## begin Data for this task

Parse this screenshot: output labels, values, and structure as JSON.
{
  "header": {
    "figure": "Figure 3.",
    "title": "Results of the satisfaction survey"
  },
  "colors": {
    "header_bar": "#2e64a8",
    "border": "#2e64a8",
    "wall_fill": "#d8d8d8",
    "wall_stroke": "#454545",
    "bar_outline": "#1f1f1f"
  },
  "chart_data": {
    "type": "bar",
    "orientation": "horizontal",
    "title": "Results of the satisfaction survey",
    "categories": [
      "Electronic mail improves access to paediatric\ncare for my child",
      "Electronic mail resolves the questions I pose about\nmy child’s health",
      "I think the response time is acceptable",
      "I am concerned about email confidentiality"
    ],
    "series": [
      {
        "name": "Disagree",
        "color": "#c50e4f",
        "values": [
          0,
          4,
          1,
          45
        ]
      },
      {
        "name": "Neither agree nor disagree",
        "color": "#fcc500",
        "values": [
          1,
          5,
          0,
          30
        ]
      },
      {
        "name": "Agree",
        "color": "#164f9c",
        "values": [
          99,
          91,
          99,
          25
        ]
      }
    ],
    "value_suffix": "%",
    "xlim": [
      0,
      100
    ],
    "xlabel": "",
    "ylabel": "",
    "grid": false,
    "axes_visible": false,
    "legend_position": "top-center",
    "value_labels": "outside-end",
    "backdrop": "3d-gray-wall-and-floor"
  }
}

## end Data for this task

▶ _Task to complete_: Using the records above, gather all lines where the string "Results" is present.

▶ _Exercise answer_:
    "title": "Results of the satisfaction survey"
    "title": "Results of the satisfaction survey",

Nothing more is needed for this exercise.